(EXERCISES TO COMPLETE):
[1] In the discussion of the BL602 chip, what kind of file is the Wi-Fi "blob" on the ESP8266 and ESP32 said to be?
[2] Copy word for word the stretch of the BL602 discussion that starts at the words "Wasn't the BL602" and ends after the words "connection to ESP32.".
[3] Extend the discussion of the BL602 chip beyond its final comment.

-- start of TEXT TO READ --

I'm a bit confused why pine64 has decided the BL602 should be the target of deblobbing efforts. Surely the ESP32 would be a better, more popular and more available target?

(Some background: Most western designs of wireless MCU have a user-programmable core and another core handling Wi-Fi running a proprietary blob. Often the flash on the Wi-Fi side of these is inaccessible to the user core and thus deblobbing them would be hard. The ESP8266 and ESP32 are unusual in that the Wi-Fi "blob" is just a proprietary static library (.a file) linked in with your application, so it would be entirely feasible to deblob it. The BL602 seems to be trying to compete with ESP parts, follows a similar design, and thus can also be deblobbed, but is presumably much less available and much less documented.)

pantalaimon wrote at 2020-10-28 10:36:30:

> The BL602 seems to be trying to compete with ESP parts, follows a similar design, and thus can also be deblobbed, but is presumably much less available and much less documented.

Wasn't the BL602 just released last week? Bouffalo Lab is also a rather new company so trying to gain market share & attention with a more open strategy sounds like a good idea.

rasz wrote at 2020-10-29 06:32:58:

? Its their own core, if Bouffalo Lab wants to gain market share & attention they could start by releasing all the sources to begin with.

punnerud wrote at 2020-10-28 10:39:26:

I primarily use Bluetooth connection to ESP32.

BL602 support Bluetooth 5.0 with longer range, mesh network, lower power consumption ++

For me this makes BL602 a winner, if the SW can catch up.

-- end of TEXT TO READ --
-- start of RECORDS SHOWN --

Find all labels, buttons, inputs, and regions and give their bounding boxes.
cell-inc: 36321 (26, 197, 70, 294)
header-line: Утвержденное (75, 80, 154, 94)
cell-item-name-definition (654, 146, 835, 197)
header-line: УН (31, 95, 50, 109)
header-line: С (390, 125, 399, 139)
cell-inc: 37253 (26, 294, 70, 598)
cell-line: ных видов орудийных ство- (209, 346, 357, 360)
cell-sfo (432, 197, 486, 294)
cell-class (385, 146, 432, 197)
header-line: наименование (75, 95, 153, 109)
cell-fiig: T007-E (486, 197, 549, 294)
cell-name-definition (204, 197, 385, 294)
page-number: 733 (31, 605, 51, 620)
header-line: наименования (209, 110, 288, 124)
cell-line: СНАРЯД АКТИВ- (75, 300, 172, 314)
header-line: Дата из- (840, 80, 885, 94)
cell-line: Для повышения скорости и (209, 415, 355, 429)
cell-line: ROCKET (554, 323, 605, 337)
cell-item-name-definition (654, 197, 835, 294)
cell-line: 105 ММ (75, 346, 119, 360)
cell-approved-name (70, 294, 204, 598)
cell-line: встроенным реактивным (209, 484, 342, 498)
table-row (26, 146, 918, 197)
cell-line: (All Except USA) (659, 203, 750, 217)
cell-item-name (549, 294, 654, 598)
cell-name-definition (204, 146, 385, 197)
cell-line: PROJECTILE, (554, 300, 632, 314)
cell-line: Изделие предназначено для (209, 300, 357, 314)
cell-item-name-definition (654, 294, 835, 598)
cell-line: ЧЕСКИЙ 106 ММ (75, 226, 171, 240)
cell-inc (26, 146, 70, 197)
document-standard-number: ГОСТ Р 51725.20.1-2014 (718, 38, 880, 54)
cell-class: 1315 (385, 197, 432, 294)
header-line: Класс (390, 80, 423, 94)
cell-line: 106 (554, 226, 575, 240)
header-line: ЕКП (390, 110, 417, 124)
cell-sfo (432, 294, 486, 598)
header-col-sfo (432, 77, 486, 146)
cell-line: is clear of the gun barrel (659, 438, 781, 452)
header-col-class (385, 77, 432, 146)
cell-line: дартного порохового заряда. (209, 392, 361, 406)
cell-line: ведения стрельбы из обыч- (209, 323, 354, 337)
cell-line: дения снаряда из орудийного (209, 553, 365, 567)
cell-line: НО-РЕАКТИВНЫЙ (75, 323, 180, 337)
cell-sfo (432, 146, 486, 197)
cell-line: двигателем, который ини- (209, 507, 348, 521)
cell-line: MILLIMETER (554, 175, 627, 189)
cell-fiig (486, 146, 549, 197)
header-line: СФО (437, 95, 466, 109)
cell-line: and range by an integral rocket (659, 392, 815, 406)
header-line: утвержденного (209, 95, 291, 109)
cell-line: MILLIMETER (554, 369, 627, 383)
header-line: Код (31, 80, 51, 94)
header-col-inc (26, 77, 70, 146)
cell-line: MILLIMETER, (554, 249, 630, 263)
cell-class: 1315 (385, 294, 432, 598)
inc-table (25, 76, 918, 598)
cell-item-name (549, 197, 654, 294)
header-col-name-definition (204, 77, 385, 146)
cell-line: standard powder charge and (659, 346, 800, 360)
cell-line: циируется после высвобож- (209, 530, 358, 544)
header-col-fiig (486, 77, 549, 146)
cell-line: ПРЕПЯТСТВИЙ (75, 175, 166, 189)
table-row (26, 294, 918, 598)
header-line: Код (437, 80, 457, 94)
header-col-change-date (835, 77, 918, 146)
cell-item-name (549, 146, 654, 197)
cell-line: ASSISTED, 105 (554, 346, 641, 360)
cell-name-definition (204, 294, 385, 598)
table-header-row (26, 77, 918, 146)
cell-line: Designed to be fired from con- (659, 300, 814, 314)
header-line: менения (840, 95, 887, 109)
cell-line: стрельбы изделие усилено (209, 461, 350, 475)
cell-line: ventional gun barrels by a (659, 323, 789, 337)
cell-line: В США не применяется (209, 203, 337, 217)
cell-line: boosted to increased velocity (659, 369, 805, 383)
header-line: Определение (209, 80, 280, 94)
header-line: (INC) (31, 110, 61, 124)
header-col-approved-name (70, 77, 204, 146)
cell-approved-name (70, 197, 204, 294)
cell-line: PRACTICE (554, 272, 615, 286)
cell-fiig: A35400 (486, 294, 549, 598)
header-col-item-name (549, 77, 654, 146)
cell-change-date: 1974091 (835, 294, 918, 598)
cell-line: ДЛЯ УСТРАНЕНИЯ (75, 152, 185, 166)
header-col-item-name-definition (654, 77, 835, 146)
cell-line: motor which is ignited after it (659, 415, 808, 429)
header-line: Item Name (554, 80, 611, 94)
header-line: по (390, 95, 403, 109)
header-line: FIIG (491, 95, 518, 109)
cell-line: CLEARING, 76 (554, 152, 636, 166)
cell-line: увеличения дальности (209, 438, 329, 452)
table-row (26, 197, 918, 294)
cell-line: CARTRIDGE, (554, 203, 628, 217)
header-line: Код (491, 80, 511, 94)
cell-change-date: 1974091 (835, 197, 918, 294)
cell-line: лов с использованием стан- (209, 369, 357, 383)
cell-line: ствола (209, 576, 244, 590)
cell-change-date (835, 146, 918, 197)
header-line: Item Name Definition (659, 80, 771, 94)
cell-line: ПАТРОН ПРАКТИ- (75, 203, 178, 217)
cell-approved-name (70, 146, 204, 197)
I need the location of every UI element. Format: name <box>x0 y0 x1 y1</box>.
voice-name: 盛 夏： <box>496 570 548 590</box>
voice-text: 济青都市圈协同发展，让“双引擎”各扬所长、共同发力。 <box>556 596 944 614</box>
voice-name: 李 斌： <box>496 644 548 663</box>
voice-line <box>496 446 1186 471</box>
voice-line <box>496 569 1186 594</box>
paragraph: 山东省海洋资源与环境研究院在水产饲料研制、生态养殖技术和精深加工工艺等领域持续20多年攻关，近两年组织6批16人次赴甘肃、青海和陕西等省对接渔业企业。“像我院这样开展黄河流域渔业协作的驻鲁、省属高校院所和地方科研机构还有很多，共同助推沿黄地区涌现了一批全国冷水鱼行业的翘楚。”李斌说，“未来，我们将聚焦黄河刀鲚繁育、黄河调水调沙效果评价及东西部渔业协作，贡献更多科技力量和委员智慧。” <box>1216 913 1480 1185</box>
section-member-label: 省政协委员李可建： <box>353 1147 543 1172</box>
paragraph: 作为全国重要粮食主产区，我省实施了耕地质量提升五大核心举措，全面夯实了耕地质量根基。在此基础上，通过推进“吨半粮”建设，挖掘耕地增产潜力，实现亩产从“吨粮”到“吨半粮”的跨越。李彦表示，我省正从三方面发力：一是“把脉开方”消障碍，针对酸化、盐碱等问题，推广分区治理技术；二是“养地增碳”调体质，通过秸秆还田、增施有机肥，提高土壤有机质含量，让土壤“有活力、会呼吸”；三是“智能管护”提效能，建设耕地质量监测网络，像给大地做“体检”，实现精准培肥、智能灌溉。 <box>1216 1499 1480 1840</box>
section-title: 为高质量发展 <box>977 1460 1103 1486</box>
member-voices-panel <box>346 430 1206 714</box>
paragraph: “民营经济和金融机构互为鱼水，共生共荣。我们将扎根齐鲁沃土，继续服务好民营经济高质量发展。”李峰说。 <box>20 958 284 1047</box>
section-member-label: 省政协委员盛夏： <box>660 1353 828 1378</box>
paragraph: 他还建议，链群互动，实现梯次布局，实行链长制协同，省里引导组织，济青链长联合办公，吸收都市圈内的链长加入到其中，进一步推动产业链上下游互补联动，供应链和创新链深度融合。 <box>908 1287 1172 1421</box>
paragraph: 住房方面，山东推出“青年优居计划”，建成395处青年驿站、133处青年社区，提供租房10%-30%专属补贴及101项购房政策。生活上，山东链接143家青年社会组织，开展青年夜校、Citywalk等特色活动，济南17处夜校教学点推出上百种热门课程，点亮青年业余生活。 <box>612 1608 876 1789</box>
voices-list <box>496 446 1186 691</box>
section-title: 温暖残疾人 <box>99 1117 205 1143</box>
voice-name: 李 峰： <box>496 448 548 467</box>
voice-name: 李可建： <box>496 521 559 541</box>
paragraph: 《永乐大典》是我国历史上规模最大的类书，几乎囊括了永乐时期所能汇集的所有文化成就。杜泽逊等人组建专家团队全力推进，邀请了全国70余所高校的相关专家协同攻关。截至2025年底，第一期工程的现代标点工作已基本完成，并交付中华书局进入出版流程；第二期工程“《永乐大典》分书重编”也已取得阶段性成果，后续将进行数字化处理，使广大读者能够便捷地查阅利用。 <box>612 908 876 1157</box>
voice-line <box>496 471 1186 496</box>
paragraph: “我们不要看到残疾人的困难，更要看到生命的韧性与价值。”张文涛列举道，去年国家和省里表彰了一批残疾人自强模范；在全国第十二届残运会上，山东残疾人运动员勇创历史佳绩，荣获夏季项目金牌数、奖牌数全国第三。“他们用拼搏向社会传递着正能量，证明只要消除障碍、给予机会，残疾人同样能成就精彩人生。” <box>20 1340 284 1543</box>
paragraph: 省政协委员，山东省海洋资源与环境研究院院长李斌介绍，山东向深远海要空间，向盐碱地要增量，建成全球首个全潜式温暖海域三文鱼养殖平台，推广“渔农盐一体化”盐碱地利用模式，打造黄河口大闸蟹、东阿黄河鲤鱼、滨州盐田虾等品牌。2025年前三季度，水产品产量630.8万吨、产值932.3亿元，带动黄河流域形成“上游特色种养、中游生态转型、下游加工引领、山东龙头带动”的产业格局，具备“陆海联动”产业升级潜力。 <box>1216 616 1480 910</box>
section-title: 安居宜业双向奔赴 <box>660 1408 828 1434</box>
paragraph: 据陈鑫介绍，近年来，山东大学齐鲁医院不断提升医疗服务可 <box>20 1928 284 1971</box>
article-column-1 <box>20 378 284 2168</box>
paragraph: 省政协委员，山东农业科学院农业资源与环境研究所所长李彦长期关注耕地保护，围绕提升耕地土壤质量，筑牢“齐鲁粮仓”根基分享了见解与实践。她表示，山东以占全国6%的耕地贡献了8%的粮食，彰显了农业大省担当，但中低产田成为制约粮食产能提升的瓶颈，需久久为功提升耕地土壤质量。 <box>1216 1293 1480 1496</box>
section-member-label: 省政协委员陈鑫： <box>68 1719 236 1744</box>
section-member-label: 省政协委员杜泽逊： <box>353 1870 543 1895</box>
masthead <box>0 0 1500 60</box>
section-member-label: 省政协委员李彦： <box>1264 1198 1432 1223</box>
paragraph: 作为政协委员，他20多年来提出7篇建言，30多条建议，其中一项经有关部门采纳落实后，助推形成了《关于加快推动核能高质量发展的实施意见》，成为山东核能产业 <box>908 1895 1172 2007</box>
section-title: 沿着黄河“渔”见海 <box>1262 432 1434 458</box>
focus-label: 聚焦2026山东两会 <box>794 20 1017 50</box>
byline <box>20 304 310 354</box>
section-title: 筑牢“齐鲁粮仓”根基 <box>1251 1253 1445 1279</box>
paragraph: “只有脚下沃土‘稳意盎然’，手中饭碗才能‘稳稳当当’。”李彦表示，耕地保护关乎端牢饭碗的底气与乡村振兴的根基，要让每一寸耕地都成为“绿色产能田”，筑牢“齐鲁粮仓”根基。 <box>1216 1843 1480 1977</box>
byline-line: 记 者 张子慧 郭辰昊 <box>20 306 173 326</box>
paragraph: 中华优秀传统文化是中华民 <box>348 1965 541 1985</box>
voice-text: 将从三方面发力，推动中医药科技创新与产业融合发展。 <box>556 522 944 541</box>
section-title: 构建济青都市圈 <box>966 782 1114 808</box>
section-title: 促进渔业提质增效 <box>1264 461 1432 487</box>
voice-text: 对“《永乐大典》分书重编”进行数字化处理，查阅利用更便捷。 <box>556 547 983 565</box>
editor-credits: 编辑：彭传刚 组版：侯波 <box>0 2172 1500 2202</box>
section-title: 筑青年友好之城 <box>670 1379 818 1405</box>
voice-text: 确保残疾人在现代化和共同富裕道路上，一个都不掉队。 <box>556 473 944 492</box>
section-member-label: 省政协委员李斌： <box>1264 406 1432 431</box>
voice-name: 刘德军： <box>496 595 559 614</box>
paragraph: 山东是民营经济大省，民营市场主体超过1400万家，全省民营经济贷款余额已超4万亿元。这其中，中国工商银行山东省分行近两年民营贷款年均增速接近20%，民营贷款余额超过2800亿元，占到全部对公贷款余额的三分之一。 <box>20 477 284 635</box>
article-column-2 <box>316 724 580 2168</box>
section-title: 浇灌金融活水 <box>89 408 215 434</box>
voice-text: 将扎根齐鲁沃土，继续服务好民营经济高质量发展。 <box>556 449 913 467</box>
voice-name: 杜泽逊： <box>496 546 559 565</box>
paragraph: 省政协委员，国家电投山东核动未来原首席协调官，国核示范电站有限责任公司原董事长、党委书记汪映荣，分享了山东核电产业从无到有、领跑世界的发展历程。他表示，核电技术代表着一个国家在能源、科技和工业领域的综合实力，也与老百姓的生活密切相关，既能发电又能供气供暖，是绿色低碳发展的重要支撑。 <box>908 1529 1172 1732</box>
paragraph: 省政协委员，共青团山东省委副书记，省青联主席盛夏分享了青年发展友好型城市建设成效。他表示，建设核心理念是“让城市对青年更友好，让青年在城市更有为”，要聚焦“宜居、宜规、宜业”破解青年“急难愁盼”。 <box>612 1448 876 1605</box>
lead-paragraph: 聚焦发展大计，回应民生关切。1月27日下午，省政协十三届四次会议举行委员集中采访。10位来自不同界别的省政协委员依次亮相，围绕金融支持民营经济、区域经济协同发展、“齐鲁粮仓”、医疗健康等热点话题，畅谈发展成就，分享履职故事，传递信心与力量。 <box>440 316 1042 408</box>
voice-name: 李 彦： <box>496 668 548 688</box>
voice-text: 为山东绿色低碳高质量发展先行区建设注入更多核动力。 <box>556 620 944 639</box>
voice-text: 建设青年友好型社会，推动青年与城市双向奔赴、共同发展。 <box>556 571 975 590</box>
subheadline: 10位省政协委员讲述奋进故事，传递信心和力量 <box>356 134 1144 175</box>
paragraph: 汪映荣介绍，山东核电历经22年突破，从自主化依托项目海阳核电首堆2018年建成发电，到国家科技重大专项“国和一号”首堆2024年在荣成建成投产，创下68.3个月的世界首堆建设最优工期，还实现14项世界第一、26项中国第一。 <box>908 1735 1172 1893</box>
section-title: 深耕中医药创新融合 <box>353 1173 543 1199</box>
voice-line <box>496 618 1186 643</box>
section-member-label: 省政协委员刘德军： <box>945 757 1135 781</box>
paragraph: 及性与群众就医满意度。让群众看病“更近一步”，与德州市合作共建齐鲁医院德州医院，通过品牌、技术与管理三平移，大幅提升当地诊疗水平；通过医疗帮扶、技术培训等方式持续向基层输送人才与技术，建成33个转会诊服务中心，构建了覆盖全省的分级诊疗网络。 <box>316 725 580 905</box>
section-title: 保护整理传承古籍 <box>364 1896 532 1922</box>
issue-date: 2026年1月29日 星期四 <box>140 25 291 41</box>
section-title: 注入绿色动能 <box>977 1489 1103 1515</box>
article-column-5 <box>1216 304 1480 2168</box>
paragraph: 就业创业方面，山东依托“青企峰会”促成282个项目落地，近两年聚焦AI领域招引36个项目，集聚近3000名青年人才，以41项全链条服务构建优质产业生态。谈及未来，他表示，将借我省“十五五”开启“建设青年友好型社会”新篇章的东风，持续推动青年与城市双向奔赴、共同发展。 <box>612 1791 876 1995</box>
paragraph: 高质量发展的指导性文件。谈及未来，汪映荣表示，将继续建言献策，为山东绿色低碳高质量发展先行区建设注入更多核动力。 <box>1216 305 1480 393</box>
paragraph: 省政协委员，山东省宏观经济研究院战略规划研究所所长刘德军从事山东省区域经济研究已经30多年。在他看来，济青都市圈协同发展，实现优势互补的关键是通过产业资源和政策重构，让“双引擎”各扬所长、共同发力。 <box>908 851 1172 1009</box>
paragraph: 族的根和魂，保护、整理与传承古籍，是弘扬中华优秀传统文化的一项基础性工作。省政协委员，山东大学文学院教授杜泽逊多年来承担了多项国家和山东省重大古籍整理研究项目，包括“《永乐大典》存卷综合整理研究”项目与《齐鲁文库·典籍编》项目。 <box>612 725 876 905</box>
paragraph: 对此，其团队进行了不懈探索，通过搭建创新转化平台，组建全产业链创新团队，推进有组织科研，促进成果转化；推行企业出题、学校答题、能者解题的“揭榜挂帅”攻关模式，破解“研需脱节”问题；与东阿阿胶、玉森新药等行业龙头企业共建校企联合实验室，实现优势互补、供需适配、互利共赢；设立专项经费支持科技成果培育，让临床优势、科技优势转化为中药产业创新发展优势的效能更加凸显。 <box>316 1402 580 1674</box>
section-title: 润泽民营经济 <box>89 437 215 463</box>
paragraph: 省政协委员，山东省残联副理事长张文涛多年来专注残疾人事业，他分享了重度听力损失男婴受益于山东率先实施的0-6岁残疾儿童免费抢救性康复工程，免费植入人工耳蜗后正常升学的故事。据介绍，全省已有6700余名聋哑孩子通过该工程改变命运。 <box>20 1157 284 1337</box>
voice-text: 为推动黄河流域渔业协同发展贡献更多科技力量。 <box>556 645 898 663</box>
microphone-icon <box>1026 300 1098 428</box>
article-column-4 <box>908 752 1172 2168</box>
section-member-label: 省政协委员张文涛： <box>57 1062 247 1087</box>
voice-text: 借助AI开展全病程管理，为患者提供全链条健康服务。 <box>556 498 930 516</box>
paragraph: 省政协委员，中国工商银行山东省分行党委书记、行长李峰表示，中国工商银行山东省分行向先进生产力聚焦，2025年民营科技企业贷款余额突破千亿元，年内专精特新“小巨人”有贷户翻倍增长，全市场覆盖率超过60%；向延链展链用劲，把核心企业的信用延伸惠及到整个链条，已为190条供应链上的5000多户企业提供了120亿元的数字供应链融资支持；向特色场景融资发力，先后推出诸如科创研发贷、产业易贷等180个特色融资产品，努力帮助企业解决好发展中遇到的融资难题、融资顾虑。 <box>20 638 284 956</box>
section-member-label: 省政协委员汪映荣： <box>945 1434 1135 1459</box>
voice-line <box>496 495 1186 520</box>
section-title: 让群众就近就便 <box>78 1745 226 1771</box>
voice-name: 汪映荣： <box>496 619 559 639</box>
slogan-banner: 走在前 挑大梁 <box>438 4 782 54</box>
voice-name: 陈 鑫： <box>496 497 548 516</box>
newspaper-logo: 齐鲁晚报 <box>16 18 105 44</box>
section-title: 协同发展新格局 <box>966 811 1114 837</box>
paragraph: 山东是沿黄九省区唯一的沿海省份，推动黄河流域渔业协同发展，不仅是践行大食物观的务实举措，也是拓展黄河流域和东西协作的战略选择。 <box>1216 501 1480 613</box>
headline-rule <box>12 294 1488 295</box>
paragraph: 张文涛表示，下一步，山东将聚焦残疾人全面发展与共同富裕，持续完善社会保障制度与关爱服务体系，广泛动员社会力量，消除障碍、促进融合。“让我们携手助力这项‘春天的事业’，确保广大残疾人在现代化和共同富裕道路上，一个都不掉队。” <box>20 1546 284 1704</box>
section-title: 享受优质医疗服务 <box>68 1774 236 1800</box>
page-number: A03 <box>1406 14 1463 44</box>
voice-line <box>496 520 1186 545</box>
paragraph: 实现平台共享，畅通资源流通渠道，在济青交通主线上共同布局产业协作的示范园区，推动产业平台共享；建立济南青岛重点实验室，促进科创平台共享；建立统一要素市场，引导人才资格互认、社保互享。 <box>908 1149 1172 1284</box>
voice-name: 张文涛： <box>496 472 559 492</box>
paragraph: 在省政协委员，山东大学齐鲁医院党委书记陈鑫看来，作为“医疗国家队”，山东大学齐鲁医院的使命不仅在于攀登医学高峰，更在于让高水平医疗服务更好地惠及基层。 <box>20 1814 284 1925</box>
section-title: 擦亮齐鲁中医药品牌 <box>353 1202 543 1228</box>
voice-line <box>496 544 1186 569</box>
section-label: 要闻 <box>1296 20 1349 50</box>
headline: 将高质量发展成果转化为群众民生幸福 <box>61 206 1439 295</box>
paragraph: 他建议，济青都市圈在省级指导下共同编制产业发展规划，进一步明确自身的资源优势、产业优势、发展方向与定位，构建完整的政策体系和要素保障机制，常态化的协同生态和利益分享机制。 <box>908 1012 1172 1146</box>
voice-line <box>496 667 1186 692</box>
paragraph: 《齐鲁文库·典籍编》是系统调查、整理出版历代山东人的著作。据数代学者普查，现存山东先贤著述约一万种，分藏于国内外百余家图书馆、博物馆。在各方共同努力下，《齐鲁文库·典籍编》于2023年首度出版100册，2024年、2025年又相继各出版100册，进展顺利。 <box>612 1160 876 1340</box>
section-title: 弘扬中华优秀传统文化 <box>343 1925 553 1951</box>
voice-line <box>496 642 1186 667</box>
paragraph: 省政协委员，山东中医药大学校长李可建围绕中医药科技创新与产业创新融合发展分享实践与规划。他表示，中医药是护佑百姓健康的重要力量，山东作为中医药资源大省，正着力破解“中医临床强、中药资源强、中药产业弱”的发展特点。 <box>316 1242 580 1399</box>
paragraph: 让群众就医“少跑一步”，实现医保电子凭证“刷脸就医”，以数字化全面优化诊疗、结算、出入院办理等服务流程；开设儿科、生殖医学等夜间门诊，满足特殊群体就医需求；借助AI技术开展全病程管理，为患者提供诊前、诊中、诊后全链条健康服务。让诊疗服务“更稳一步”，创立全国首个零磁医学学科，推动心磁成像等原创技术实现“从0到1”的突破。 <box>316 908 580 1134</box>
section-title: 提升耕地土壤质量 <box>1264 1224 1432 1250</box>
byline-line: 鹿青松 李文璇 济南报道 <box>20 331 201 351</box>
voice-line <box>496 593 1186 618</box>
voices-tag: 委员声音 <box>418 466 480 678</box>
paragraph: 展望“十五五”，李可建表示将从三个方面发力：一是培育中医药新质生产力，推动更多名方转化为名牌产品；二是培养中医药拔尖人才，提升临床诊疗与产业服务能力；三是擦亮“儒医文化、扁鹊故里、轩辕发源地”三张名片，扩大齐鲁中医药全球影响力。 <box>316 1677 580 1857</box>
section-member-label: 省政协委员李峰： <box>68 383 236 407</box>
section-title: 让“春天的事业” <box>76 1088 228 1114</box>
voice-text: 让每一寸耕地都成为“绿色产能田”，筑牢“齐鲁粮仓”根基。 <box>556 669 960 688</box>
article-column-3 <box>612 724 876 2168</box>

-- end of RECORDS SHOWN --

(EXPECTED RESPONSES):
[1] A proprietary static library (.a file) linked in with your application.

[2]
Wasn't the BL602 just released last week? Bouffalo Lab is also a rather new company so trying to gain market share & attention with a more open strategy sounds like a good idea.

rasz wrote at 2020-10-29 06:32:58:

? Its their own core, if Bouffalo Lab wants to gain market share & attention they could start by releasing all the sources to begin with.

punnerud wrote at 2020-10-28 10:39:26:

I primarily use Bluetooth connection to ESP32.

[3]
baybal2 wrote at 2020-10-28 10:40:42:

> I'm a bit confused why pine64 has decided the BL602 should be the target of deblobbing efforts. Surely the ESP32 would be a better, more popular and more available target?

Because RISC-V

sradman wrote at 2020-10-28 14:49:50:

> ...why pine64 has decided the BL602 should be the target of deblobbing efforts.

The 4-day old HN thread _BL602/BL604 RISC-V WiFi and Bluetooth 5.0 SoC will sell at ESP8266 price point_ [1] links to a cnx-software article with the following:

> TL Lim, the founder of Pine64, also participated in the discussion and would consider launching a Pine64 BL602 board if an open-source toolchain is available.

[1]

https://news.ycombinator.com/item?id=24877335

rasmantov wrote at 2020-10-28 13:58:23:

I too am confused why BL602 and not ESP32?

Basically they want to reverse engineer this 10MB binary file:

components/bl602/bl602_wifi/lib/libbl602_wifi.a

Which references an internal closed-source sdk:

  phy_bl602.c
  phy_hal.c
  phy_tcal.c
  rfc_bl602.c
  bl602_rf_private.c
  etc..

ducktective wrote at 2020-10-28 14:20:48:

So this is not actually kinda advertisement to raise aware-ness on the chip? I mean if the manufacturer is sponsoring this giveaway, why didn't they release the sources in the first place?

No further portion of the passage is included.